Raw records
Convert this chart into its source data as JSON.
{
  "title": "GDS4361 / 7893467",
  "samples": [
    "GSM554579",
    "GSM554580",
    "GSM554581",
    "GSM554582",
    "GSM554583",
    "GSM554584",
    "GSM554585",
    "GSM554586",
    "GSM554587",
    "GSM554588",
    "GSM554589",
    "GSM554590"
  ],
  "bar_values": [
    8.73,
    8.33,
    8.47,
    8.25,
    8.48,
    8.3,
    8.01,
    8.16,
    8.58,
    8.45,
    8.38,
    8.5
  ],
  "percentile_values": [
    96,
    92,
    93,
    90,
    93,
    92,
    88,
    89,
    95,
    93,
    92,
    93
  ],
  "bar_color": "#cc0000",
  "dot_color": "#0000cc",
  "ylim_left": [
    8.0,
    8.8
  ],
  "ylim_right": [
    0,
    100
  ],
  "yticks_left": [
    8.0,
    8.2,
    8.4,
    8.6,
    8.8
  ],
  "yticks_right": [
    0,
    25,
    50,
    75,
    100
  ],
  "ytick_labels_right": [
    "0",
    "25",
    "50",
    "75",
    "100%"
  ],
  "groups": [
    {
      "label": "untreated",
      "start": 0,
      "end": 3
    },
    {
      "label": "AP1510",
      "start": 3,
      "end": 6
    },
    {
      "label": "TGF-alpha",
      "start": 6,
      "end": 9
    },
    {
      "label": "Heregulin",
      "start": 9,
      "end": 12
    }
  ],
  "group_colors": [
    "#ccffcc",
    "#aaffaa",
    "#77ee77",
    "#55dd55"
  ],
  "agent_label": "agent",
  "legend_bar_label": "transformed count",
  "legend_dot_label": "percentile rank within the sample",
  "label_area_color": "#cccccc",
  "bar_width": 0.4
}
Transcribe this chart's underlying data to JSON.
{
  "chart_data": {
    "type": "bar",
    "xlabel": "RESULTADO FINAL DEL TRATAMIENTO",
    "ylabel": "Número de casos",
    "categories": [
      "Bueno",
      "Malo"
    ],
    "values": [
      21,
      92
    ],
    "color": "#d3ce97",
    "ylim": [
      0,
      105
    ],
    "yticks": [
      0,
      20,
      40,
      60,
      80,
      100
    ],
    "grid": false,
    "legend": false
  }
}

▶ _SHORT EXERCISE_
What are the lines from the one with "Transcribe this chart's" through the last line of the records above? Quote them exactly and add nothing.

▶ _PROBLEM SOLUTION_
Transcribe this chart's underlying data to JSON.
{
  "chart_data": {
    "type": "bar",
    "xlabel": "RESULTADO FINAL DEL TRATAMIENTO",
    "ylabel": "Número de casos",
    "categories": [
      "Bueno",
      "Malo"
    ],
    "values": [
      21,
      92
    ],
    "color": "#d3ce97",
    "ylim": [
      0,
      105
    ],
    "yticks": [
      0,
      20,
      40,
      60,
      80,
      100
    ],
    "grid": false,
    "legend": false
  }
}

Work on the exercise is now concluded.